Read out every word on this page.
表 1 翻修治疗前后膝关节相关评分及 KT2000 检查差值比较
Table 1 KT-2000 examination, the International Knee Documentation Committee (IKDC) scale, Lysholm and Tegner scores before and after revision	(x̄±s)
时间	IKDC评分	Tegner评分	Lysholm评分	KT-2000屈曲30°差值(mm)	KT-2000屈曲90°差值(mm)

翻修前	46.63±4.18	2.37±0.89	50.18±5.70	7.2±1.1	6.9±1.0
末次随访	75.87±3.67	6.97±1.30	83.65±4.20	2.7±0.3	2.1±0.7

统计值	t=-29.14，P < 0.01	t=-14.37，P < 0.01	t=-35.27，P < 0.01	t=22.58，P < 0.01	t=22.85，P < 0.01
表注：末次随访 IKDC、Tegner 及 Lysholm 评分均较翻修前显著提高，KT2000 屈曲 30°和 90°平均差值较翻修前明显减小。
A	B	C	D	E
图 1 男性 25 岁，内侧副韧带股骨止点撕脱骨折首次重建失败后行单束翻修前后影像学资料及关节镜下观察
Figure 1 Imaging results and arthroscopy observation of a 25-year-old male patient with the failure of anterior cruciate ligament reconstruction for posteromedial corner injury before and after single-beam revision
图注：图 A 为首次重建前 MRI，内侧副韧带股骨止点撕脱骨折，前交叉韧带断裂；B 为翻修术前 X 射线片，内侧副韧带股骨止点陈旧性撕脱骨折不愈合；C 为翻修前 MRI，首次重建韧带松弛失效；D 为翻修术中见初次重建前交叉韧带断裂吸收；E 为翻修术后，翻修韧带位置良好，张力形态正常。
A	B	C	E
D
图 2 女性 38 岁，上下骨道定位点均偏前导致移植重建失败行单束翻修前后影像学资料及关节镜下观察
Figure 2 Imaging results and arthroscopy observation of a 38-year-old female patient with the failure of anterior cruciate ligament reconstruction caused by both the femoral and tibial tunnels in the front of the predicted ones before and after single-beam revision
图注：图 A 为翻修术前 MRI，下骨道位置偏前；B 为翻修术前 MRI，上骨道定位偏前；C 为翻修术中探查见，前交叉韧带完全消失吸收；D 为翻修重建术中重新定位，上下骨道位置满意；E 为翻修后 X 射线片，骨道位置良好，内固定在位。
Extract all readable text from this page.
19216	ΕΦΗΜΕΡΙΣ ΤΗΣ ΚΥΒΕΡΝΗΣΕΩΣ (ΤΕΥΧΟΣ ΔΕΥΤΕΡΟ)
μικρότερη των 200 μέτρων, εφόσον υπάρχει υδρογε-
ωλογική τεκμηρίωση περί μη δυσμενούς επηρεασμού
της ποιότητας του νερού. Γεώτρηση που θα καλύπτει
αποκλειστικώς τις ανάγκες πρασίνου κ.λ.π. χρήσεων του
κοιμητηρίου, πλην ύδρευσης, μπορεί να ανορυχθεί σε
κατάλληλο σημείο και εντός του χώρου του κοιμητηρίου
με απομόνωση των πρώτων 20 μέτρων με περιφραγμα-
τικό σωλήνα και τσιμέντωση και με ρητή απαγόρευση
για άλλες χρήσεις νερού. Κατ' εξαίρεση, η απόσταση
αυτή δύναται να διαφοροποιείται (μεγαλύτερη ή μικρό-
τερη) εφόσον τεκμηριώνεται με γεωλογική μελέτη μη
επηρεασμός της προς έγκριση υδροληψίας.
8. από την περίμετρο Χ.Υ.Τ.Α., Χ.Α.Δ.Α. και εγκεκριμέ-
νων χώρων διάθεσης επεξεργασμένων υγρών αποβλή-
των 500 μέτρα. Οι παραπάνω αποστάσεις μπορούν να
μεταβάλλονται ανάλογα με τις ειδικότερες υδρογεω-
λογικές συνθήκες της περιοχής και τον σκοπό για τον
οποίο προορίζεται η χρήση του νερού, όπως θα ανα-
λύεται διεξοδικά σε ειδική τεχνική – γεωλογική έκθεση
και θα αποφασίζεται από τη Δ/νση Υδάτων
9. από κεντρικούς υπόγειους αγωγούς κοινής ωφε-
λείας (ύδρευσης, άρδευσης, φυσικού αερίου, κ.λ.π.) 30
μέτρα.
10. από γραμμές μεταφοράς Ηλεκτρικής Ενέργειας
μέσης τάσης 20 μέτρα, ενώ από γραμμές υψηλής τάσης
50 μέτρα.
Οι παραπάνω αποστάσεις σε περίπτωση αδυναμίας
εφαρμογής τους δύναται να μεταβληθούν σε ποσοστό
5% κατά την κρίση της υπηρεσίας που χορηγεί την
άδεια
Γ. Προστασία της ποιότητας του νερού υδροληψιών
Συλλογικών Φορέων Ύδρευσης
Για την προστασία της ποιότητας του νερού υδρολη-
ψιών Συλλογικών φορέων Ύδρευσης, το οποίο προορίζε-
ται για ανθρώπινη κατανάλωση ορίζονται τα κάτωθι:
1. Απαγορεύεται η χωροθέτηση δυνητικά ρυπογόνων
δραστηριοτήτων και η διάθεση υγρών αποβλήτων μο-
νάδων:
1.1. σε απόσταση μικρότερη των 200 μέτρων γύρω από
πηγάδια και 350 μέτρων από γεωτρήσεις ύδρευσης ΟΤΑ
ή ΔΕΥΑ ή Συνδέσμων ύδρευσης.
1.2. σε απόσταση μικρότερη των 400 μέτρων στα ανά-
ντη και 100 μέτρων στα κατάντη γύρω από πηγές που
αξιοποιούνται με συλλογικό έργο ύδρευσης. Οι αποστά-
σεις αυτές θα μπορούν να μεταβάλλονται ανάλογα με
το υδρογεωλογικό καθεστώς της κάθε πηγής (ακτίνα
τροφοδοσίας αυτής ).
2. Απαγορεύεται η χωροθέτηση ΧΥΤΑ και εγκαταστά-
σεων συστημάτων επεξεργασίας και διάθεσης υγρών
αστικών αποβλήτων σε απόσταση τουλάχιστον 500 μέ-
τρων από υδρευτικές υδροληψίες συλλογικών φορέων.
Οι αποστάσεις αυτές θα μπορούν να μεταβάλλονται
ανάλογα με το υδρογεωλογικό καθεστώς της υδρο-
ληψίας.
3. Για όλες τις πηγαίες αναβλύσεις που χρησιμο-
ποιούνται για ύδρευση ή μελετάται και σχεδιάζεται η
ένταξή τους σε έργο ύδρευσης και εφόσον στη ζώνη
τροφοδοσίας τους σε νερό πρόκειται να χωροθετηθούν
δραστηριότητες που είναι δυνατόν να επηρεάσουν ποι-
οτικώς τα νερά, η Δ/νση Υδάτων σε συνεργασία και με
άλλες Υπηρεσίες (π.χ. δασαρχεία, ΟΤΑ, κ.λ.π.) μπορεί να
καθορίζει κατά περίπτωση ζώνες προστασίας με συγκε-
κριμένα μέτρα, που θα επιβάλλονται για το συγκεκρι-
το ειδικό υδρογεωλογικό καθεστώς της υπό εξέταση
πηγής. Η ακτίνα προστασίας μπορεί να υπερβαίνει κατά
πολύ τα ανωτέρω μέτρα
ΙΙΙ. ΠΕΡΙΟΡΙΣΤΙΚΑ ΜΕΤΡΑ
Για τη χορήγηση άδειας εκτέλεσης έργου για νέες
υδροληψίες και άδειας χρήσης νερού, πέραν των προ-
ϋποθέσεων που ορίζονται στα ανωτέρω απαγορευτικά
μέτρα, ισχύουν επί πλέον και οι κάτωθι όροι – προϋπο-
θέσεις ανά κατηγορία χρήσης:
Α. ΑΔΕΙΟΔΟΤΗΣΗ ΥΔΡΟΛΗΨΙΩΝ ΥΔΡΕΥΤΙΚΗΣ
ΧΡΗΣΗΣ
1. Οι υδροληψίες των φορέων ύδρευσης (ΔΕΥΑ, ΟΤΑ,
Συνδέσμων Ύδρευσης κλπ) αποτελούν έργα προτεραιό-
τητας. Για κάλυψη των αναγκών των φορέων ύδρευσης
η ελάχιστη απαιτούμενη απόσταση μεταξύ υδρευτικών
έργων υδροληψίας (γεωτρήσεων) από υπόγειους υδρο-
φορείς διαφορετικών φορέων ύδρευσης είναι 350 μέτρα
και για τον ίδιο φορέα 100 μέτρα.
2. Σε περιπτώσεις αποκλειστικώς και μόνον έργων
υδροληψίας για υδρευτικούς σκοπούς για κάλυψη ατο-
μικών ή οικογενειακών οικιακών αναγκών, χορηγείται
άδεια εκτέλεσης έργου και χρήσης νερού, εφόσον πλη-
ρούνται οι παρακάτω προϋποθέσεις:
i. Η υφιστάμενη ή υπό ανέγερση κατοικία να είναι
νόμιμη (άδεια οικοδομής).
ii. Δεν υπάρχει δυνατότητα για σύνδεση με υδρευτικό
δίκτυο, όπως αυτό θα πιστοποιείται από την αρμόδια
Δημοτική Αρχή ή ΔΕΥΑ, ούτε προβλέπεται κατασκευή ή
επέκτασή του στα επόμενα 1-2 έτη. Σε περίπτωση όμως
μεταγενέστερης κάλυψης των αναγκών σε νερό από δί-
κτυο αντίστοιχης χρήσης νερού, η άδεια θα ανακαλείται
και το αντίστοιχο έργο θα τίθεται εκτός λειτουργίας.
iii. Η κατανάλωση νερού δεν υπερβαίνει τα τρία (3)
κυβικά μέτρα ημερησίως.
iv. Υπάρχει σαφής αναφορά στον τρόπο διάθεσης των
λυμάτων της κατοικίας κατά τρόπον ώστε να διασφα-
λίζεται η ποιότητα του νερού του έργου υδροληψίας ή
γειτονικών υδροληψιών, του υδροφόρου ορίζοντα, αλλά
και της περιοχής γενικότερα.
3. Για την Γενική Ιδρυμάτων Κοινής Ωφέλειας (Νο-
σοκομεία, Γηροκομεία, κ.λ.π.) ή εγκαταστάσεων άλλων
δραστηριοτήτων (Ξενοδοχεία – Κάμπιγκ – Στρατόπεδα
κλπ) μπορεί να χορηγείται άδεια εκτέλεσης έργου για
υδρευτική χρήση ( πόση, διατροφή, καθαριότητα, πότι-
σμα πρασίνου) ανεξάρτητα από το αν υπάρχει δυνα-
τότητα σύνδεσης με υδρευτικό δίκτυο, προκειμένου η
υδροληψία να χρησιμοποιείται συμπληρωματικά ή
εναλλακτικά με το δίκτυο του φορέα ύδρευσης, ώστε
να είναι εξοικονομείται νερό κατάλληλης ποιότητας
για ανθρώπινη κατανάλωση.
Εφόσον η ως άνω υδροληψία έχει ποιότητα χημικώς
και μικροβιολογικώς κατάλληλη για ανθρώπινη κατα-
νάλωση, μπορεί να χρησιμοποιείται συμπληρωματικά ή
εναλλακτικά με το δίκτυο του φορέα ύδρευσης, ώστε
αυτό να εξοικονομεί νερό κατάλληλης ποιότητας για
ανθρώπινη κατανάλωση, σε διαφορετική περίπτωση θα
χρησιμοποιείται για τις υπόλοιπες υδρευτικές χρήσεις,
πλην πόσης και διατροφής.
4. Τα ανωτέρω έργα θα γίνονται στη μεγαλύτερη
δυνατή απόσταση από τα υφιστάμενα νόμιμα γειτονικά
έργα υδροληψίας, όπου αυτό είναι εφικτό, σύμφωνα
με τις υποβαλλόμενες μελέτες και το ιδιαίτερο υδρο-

....................

**TASK DETAILS**. Extract every line from the records above that contains the word "revision".

**COMPLETE RESPONSE**.
Table 1 KT-2000 examination, the International Knee Documentation Committee (IKDC) scale, Lysholm and Tegner scores before and after revision	(x̄±s)
Figure 1 Imaging results and arthroscopy observation of a 25-year-old male patient with the failure of anterior cruciate ligament reconstruction for posteromedial corner injury before and after single-beam revision
Figure 2 Imaging results and arthroscopy observation of a 38-year-old female patient with the failure of anterior cruciate ligament reconstruction caused by both the femoral and tibial tunnels in the front of the predicted ones before and after single-beam revision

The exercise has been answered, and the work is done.